--- BEGIN Records ---

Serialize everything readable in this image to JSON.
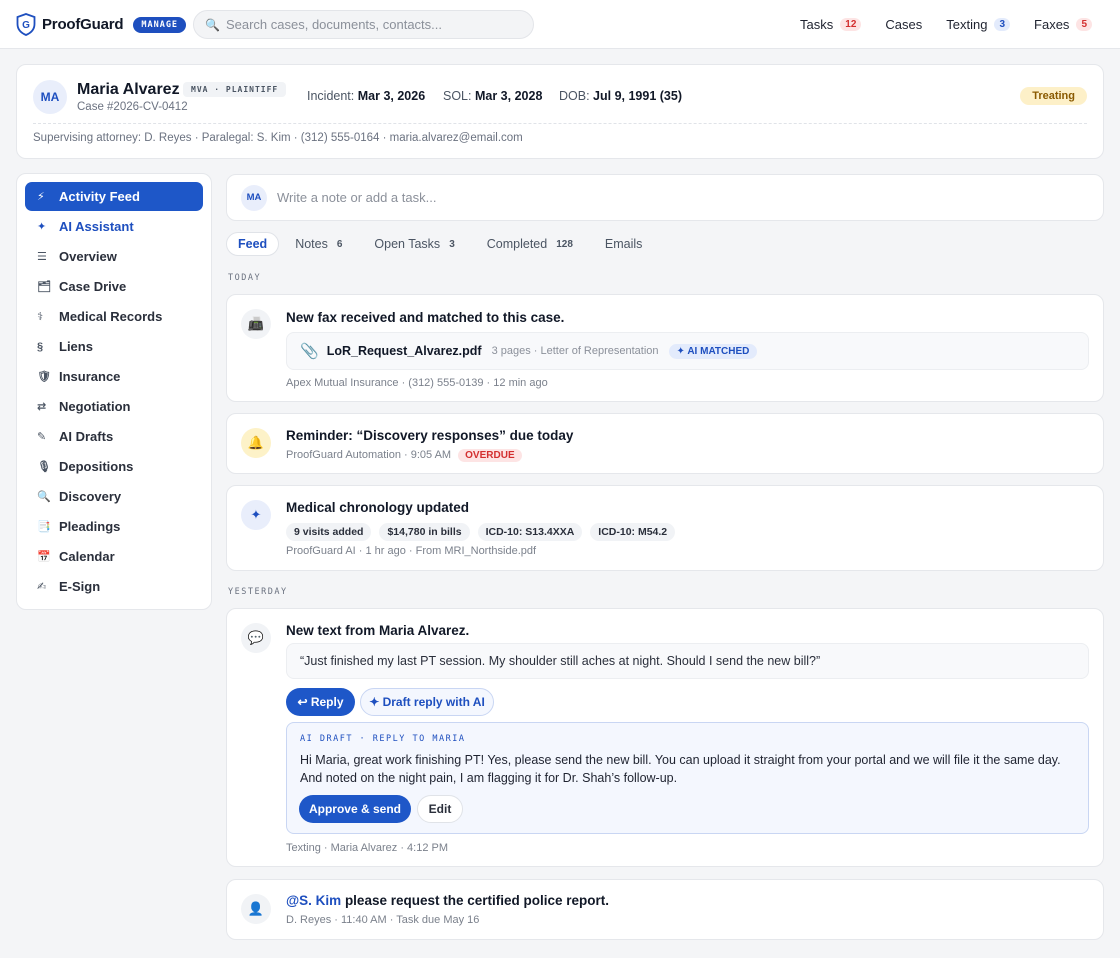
{
  "app": {
    "brand": "ProofGuard",
    "badge": "MANAGE",
    "search_placeholder": "Search cases, documents, contacts..."
  },
  "topnav": [
    {
      "label": "Tasks",
      "count": "12",
      "color": "red"
    },
    {
      "label": "Cases",
      "count": null
    },
    {
      "label": "Texting",
      "count": "3",
      "color": "blue"
    },
    {
      "label": "Faxes",
      "count": "5",
      "color": "red"
    }
  ],
  "case": {
    "initials": "MA",
    "name": "Maria Alvarez",
    "tag": "MVA · PLAINTIFF",
    "number": "Case #2026-CV-0412",
    "incident_label": "Incident:",
    "incident": "Mar 3, 2026",
    "sol_label": "SOL:",
    "sol": "Mar 3, 2028",
    "dob_label": "DOB:",
    "dob": "Jul 9, 1991 (35)",
    "status": "Treating",
    "contacts": "Supervising attorney: D. Reyes · Paralegal: S. Kim · (312) 555-0164 · maria.alvarez@email.com"
  },
  "sidebar": {
    "items": [
      {
        "label": "Activity Feed",
        "icon": "lightning-icon",
        "glyph": "⚡"
      },
      {
        "label": "AI Assistant",
        "icon": "sparkle-icon",
        "glyph": "✦"
      },
      {
        "label": "Overview",
        "icon": "menu-icon",
        "glyph": "☰"
      },
      {
        "label": "Case Drive",
        "icon": "folder-icon",
        "glyph": "🗂"
      },
      {
        "label": "Medical Records",
        "icon": "caduceus-icon",
        "glyph": "⚕"
      },
      {
        "label": "Liens",
        "icon": "section-icon",
        "glyph": "§"
      },
      {
        "label": "Insurance",
        "icon": "shield-icon",
        "glyph": "🛡"
      },
      {
        "label": "Negotiation",
        "icon": "swap-icon",
        "glyph": "⇄"
      },
      {
        "label": "AI Drafts",
        "icon": "pencil-icon",
        "glyph": "✎"
      },
      {
        "label": "Depositions",
        "icon": "microphone-icon",
        "glyph": "🎙"
      },
      {
        "label": "Discovery",
        "icon": "magnifier-icon",
        "glyph": "🔍"
      },
      {
        "label": "Pleadings",
        "icon": "document-icon",
        "glyph": "📑"
      },
      {
        "label": "Calendar",
        "icon": "calendar-icon",
        "glyph": "📅"
      },
      {
        "label": "E-Sign",
        "icon": "signature-icon",
        "glyph": "✍"
      }
    ]
  },
  "compose": {
    "initials": "MA",
    "placeholder": "Write a note or add a task..."
  },
  "tabs": [
    {
      "label": "Feed",
      "count": ""
    },
    {
      "label": "Notes",
      "count": "6"
    },
    {
      "label": "Open Tasks",
      "count": "3"
    },
    {
      "label": "Completed",
      "count": "128"
    },
    {
      "label": "Emails",
      "count": ""
    }
  ],
  "feed": {
    "today_label": "TODAY",
    "yesterday_label": "YESTERDAY",
    "fax": {
      "icon": "fax-icon",
      "title": "New fax received and matched to this case.",
      "file": "LoR_Request_Alvarez.pdf",
      "file_meta": "3 pages · Letter of Representation",
      "matched": "✦ AI MATCHED",
      "sub": "Apex Mutual Insurance · (312) 555-0139 · 12 min ago"
    },
    "reminder": {
      "icon": "bell-icon",
      "title": "Reminder: “Discovery responses” due today",
      "sub": "ProofGuard Automation · 9:05 AM",
      "badge": "OVERDUE"
    },
    "chronology": {
      "icon": "sparkle-icon",
      "title": "Medical chronology updated",
      "chips": [
        "9 visits added",
        "$14,780 in bills",
        "ICD-10: S13.4XXA",
        "ICD-10: M54.2"
      ],
      "sub": "ProofGuard AI · 1 hr ago · From MRI_Northside.pdf"
    },
    "text": {
      "icon": "speech-bubble-icon",
      "title": "New text from Maria Alvarez.",
      "quote": "“Just finished my last PT session. My shoulder still aches at night. Should I send the new bill?”",
      "reply": "↩ Reply",
      "draft_ai": "✦ Draft reply with AI",
      "draft_label": "AI DRAFT · REPLY TO MARIA",
      "draft_text": "Hi Maria, great work finishing PT! Yes, please send the new bill. You can upload it straight from your portal and we will file it the same day. And noted on the night pain, I am flagging it for Dr. Shah’s follow-up.",
      "approve": "Approve & send",
      "edit": "Edit",
      "sub": "Texting · Maria Alvarez · 4:12 PM"
    },
    "task": {
      "icon": "person-icon",
      "mention": "@S. Kim",
      "title_rest": " please request the certified police report.",
      "sub": "D. Reyes · 11:40 AM · Task due May 16"
    }
  },
  "colors": {
    "accent": "#1e57c8",
    "danger": "#d32f2f",
    "status_bg": "#fdf0c8"
  }
}
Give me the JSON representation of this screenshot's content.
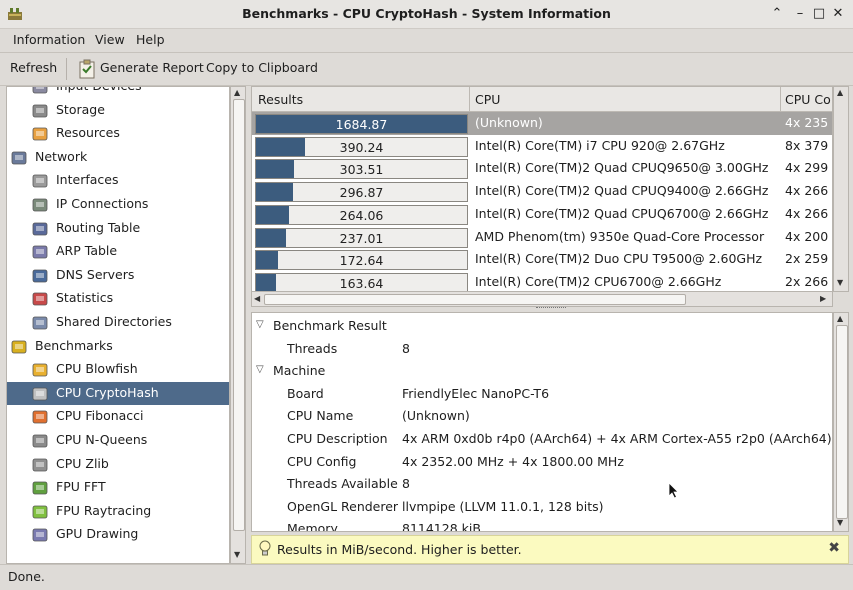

--- END Records ---

Task.
Reproduce the entries exactly. Do not carry over any picture.

Answer for the task.
Serialize everything readable in this image to JSON.
{
  "app": {
    "brand": "ProofGuard",
    "badge": "MANAGE",
    "search_placeholder": "Search cases, documents, contacts..."
  },
  "topnav": [
    {
      "label": "Tasks",
      "count": "12",
      "color": "red"
    },
    {
      "label": "Cases",
      "count": null
    },
    {
      "label": "Texting",
      "count": "3",
      "color": "blue"
    },
    {
      "label": "Faxes",
      "count": "5",
      "color": "red"
    }
  ],
  "case": {
    "initials": "MA",
    "name": "Maria Alvarez",
    "tag": "MVA · PLAINTIFF",
    "number": "Case #2026-CV-0412",
    "incident_label": "Incident:",
    "incident": "Mar 3, 2026",
    "sol_label": "SOL:",
    "sol": "Mar 3, 2028",
    "dob_label": "DOB:",
    "dob": "Jul 9, 1991 (35)",
    "status": "Treating",
    "contacts": "Supervising attorney: D. Reyes · Paralegal: S. Kim · (312) 555-0164 · maria.alvarez@email.com"
  },
  "sidebar": {
    "items": [
      {
        "label": "Activity Feed",
        "icon": "lightning-icon",
        "glyph": "⚡"
      },
      {
        "label": "AI Assistant",
        "icon": "sparkle-icon",
        "glyph": "✦"
      },
      {
        "label": "Overview",
        "icon": "menu-icon",
        "glyph": "☰"
      },
      {
        "label": "Case Drive",
        "icon": "folder-icon",
        "glyph": "🗂"
      },
      {
        "label": "Medical Records",
        "icon": "caduceus-icon",
        "glyph": "⚕"
      },
      {
        "label": "Liens",
        "icon": "section-icon",
        "glyph": "§"
      },
      {
        "label": "Insurance",
        "icon": "shield-icon",
        "glyph": "🛡"
      },
      {
        "label": "Negotiation",
        "icon": "swap-icon",
        "glyph": "⇄"
      },
      {
        "label": "AI Drafts",
        "icon": "pencil-icon",
        "glyph": "✎"
      },
      {
        "label": "Depositions",
        "icon": "microphone-icon",
        "glyph": "🎙"
      },
      {
        "label": "Discovery",
        "icon": "magnifier-icon",
        "glyph": "🔍"
      },
      {
        "label": "Pleadings",
        "icon": "document-icon",
        "glyph": "📑"
      },
      {
        "label": "Calendar",
        "icon": "calendar-icon",
        "glyph": "📅"
      },
      {
        "label": "E-Sign",
        "icon": "signature-icon",
        "glyph": "✍"
      }
    ]
  },
  "compose": {
    "initials": "MA",
    "placeholder": "Write a note or add a task..."
  },
  "tabs": [
    {
      "label": "Feed",
      "count": ""
    },
    {
      "label": "Notes",
      "count": "6"
    },
    {
      "label": "Open Tasks",
      "count": "3"
    },
    {
      "label": "Completed",
      "count": "128"
    },
    {
      "label": "Emails",
      "count": ""
    }
  ],
  "feed": {
    "today_label": "TODAY",
    "yesterday_label": "YESTERDAY",
    "fax": {
      "icon": "fax-icon",
      "title": "New fax received and matched to this case.",
      "file": "LoR_Request_Alvarez.pdf",
      "file_meta": "3 pages · Letter of Representation",
      "matched": "✦ AI MATCHED",
      "sub": "Apex Mutual Insurance · (312) 555-0139 · 12 min ago"
    },
    "reminder": {
      "icon": "bell-icon",
      "title": "Reminder: “Discovery responses” due today",
      "sub": "ProofGuard Automation · 9:05 AM",
      "badge": "OVERDUE"
    },
    "chronology": {
      "icon": "sparkle-icon",
      "title": "Medical chronology updated",
      "chips": [
        "9 visits added",
        "$14,780 in bills",
        "ICD-10: S13.4XXA",
        "ICD-10: M54.2"
      ],
      "sub": "ProofGuard AI · 1 hr ago · From MRI_Northside.pdf"
    },
    "text": {
      "icon": "speech-bubble-icon",
      "title": "New text from Maria Alvarez.",
      "quote": "“Just finished my last PT session. My shoulder still aches at night. Should I send the new bill?”",
      "reply": "↩ Reply",
      "draft_ai": "✦ Draft reply with AI",
      "draft_label": "AI DRAFT · REPLY TO MARIA",
      "draft_text": "Hi Maria, great work finishing PT! Yes, please send the new bill. You can upload it straight from your portal and we will file it the same day. And noted on the night pain, I am flagging it for Dr. Shah’s follow-up.",
      "approve": "Approve & send",
      "edit": "Edit",
      "sub": "Texting · Maria Alvarez · 4:12 PM"
    },
    "task": {
      "icon": "person-icon",
      "mention": "@S. Kim",
      "title_rest": " please request the certified police report.",
      "sub": "D. Reyes · 11:40 AM · Task due May 16"
    }
  },
  "colors": {
    "accent": "#1e57c8",
    "danger": "#d32f2f",
    "status_bg": "#fdf0c8"
  }
}
Give me the JSON representation of this screenshot's content.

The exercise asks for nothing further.